• What the task asks
Reproduce the listing from its first line through the line containing "diagram-title: Inspection/Acquisition Timing", replacing "signal-name-label" with "signal-title-label" throughout and leaving everything else unchanged.

---

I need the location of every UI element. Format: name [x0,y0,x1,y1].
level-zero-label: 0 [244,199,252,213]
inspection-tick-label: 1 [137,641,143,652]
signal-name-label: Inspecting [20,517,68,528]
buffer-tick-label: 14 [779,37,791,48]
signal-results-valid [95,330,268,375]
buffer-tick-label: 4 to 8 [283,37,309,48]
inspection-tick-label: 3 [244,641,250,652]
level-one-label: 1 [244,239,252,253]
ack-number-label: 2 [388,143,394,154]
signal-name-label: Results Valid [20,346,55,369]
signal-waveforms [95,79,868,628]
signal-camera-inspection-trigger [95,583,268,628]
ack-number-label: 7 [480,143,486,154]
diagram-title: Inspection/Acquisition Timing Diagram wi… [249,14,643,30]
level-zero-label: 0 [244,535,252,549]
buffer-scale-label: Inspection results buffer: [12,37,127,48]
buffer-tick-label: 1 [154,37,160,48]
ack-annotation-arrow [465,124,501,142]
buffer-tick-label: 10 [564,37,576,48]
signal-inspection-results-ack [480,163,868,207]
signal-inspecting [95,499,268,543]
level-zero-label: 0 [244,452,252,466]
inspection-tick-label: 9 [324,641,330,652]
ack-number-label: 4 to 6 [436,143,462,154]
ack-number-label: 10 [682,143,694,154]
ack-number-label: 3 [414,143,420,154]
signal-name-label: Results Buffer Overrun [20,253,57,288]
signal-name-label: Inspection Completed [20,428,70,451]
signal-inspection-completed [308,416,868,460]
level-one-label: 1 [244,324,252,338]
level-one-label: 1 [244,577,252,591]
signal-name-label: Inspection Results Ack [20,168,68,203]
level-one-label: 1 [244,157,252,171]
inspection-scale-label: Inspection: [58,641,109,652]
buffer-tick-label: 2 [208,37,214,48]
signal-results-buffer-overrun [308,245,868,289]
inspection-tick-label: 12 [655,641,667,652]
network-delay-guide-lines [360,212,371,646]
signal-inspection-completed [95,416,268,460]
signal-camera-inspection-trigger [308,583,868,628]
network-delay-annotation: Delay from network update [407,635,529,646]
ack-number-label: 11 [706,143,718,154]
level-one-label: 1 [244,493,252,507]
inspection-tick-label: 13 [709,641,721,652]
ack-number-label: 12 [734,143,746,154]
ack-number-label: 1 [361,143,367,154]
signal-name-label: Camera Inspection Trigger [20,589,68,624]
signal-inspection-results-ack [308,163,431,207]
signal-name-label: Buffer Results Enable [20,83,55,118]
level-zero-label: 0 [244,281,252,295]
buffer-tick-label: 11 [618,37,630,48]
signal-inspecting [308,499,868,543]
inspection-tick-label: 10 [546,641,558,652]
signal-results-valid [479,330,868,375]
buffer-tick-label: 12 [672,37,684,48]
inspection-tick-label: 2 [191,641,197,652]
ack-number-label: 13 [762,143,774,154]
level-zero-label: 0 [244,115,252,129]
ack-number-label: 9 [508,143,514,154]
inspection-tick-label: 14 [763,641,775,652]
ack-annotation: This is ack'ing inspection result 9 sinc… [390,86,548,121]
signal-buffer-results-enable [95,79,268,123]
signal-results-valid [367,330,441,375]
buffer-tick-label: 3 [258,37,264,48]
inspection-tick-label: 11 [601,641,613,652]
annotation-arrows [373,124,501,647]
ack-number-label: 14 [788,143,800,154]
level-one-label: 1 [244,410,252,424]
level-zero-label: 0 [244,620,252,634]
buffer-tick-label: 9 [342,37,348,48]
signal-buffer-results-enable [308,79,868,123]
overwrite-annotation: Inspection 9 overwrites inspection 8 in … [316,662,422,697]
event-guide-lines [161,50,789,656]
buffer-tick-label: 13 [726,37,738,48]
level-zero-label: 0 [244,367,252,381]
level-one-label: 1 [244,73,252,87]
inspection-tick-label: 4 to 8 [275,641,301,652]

---

• Result of the exercise
I need the location of every UI element. Format: name [x0,y0,x1,y1].
level-zero-label: 0 [244,199,252,213]
inspection-tick-label: 1 [137,641,143,652]
signal-title-label: Inspecting [20,517,68,528]
buffer-tick-label: 14 [779,37,791,48]
signal-results-valid [95,330,268,375]
buffer-tick-label: 4 to 8 [283,37,309,48]
inspection-tick-label: 3 [244,641,250,652]
level-one-label: 1 [244,239,252,253]
ack-number-label: 2 [388,143,394,154]
signal-title-label: Results Valid [20,346,55,369]
signal-waveforms [95,79,868,628]
signal-camera-inspection-trigger [95,583,268,628]
ack-number-label: 7 [480,143,486,154]
diagram-title: Inspection/Acquisition Timing Diagram wi… [249,14,643,30]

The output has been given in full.